# Directions for this task
For every line in the records that has the word "totale", make a copy.

# Information provided
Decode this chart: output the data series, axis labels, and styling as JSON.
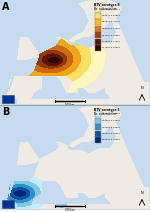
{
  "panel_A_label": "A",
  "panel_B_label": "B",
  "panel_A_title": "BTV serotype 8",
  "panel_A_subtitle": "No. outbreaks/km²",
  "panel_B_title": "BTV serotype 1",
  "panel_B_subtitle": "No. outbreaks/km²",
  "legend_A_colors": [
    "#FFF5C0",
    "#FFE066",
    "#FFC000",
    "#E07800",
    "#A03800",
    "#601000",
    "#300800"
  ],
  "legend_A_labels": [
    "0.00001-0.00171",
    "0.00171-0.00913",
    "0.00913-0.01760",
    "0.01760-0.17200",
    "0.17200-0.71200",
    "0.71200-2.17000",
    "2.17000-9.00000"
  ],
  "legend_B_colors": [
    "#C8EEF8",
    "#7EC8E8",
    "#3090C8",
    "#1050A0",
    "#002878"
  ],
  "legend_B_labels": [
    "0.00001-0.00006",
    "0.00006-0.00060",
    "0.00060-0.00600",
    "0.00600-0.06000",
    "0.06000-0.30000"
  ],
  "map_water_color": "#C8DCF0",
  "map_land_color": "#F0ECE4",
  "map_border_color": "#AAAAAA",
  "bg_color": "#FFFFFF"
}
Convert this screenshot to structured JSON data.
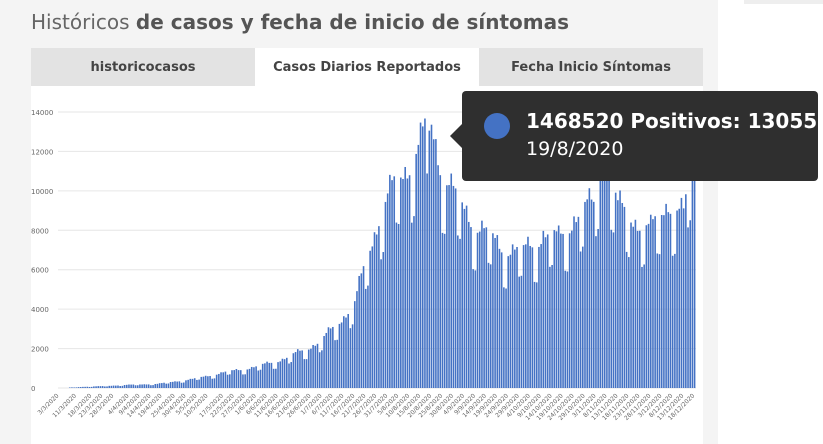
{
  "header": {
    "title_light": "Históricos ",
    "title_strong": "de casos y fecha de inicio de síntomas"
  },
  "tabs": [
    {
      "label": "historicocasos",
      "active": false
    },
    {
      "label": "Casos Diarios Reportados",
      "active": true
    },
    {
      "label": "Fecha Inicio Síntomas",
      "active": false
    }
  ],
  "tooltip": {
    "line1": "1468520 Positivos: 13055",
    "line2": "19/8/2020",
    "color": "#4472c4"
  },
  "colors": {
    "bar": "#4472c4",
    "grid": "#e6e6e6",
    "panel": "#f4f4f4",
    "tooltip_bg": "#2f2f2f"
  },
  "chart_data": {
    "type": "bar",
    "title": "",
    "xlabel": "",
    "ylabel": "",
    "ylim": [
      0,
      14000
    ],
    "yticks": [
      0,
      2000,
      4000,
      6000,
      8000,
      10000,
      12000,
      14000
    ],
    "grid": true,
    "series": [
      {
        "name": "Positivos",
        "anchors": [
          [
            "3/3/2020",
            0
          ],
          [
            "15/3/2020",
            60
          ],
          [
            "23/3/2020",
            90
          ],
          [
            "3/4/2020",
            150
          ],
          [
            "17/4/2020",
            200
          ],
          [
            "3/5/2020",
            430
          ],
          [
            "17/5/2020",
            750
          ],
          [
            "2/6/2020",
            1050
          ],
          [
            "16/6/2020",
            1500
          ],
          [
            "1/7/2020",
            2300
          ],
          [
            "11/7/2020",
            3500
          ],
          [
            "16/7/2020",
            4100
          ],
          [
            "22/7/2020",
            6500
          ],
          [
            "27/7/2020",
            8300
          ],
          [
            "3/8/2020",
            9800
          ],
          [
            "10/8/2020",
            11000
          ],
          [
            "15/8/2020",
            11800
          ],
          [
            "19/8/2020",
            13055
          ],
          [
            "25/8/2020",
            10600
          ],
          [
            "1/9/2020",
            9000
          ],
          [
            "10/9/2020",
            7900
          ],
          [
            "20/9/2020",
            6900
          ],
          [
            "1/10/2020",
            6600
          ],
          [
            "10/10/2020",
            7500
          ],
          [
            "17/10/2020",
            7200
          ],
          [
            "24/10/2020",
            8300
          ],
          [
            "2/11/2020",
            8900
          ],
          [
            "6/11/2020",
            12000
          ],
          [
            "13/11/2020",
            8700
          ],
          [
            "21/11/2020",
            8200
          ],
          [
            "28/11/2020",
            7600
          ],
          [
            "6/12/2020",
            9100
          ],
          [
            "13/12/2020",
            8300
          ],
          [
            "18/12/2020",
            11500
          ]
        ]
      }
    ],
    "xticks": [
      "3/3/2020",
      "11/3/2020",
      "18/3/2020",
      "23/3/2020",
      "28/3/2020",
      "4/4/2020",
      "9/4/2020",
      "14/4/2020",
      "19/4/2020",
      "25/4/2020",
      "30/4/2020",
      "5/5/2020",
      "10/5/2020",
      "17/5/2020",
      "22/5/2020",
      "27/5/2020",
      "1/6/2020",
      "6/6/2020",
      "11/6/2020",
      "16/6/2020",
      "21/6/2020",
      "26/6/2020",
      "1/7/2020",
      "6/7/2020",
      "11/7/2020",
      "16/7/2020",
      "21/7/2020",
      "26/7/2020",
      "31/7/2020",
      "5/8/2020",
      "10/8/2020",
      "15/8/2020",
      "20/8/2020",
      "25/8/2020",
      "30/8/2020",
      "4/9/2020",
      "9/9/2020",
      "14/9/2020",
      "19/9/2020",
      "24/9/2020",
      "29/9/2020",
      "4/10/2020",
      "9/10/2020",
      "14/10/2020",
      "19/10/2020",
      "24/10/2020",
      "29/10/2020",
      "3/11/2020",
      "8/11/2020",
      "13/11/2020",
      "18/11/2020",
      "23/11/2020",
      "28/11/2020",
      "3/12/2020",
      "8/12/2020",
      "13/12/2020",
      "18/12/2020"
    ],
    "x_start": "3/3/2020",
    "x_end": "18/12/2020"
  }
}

* * *

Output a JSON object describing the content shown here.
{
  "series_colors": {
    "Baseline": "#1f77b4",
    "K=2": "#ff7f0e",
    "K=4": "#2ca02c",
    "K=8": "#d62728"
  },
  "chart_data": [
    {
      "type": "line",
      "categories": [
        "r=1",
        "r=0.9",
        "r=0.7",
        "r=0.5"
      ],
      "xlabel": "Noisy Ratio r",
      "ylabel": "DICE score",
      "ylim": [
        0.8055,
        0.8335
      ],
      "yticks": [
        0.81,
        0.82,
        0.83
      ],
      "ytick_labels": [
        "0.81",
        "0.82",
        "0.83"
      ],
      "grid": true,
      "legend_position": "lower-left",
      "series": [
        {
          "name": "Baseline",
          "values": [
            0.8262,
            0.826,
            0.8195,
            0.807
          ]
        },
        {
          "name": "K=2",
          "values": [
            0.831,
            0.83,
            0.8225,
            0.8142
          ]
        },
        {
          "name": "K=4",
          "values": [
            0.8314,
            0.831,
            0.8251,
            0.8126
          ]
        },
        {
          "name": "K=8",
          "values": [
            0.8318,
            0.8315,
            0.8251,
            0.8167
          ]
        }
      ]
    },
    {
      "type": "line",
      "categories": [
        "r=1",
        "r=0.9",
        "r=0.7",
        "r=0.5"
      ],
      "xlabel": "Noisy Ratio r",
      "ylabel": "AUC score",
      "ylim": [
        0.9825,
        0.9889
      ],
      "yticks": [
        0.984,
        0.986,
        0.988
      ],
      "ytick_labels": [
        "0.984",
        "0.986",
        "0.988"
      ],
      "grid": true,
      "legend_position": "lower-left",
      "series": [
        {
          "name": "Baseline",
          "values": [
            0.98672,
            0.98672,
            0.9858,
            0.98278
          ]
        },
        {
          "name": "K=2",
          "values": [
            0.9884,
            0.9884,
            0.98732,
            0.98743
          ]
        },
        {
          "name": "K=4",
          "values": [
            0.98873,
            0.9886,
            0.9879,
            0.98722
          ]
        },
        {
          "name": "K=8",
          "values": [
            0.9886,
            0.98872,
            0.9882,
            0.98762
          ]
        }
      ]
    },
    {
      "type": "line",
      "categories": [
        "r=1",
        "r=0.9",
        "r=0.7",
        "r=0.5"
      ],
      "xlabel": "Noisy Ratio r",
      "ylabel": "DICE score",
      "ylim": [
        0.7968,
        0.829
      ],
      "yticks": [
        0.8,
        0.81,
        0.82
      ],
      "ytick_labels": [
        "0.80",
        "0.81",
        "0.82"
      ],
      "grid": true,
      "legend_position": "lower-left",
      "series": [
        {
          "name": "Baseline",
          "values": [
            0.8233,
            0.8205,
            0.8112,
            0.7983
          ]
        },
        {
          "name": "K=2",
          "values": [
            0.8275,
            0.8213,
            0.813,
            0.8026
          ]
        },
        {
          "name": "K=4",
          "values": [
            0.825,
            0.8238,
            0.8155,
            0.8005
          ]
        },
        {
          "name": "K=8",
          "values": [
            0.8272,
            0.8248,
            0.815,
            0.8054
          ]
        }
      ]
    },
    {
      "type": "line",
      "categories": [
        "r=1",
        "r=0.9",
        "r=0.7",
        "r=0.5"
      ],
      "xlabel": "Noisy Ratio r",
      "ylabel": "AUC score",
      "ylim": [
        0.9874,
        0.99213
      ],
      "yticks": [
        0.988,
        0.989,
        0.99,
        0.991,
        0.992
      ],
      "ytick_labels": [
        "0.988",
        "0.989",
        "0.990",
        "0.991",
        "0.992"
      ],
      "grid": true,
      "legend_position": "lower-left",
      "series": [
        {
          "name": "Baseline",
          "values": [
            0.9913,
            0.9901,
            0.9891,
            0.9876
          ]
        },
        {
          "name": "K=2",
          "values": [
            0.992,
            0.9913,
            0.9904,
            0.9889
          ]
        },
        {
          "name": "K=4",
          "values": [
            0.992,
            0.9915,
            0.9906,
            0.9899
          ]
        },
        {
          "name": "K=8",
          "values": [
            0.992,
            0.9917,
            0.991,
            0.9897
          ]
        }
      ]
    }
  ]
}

--

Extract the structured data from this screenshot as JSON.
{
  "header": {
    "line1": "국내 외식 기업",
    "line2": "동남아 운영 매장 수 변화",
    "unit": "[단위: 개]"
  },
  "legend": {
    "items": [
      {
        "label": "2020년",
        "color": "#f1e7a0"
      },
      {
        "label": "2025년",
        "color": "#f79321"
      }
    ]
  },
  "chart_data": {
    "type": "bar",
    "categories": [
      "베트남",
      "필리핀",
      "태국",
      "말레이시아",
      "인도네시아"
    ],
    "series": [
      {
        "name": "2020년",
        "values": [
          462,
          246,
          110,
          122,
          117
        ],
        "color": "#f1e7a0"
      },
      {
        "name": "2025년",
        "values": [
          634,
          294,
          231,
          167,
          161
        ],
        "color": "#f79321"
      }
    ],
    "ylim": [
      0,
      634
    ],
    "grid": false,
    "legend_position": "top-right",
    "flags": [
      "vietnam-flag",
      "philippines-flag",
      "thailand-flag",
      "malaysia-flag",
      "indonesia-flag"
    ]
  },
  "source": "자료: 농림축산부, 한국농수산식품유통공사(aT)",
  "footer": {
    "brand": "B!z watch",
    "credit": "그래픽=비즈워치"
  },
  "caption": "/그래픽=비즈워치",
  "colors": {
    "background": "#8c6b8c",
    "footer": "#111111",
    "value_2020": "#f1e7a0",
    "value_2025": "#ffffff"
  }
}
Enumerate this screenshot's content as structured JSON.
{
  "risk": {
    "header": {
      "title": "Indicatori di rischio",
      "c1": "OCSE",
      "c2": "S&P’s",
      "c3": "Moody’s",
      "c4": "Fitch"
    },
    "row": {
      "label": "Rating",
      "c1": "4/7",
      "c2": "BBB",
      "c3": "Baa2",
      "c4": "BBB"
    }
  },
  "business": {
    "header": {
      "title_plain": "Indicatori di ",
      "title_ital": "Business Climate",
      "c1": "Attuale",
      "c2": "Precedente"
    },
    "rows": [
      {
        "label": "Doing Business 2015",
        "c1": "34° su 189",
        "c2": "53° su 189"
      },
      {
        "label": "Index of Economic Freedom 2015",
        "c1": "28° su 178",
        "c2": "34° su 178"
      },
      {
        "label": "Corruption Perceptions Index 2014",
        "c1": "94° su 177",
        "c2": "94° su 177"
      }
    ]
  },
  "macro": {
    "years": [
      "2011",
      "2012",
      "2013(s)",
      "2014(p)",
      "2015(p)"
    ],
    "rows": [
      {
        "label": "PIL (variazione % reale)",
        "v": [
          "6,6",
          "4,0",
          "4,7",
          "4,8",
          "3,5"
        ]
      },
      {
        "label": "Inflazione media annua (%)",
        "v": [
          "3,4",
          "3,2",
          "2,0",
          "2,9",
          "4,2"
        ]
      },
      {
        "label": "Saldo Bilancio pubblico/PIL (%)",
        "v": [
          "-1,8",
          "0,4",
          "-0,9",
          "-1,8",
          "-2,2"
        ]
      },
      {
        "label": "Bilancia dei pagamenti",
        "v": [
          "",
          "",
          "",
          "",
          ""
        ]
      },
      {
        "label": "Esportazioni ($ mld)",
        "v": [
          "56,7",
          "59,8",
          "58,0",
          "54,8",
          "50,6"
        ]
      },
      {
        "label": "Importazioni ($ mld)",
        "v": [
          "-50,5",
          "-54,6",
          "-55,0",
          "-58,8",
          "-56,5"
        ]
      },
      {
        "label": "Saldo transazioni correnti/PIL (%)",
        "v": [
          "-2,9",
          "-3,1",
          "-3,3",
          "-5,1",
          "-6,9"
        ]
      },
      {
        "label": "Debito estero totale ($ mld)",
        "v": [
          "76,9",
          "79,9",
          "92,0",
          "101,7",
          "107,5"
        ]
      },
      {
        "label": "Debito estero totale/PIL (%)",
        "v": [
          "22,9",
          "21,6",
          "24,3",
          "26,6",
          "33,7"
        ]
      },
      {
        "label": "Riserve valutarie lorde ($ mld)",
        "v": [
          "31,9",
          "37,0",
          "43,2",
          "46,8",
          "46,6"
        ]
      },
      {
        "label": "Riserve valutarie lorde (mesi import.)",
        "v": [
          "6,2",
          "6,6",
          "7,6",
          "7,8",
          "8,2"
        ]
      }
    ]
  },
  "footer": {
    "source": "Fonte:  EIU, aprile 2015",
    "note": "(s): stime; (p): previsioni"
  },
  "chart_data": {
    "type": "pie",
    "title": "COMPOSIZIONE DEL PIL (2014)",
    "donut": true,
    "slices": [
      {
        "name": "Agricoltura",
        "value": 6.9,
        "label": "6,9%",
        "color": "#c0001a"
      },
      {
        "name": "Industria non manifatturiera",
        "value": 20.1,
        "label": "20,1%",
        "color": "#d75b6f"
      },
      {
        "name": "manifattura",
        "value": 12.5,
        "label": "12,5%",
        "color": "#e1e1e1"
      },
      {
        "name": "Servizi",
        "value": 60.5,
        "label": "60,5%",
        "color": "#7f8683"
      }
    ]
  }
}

# Final result
        "label": "Debito estero totale ($ mld)",
        "label": "Debito estero totale/PIL (%)",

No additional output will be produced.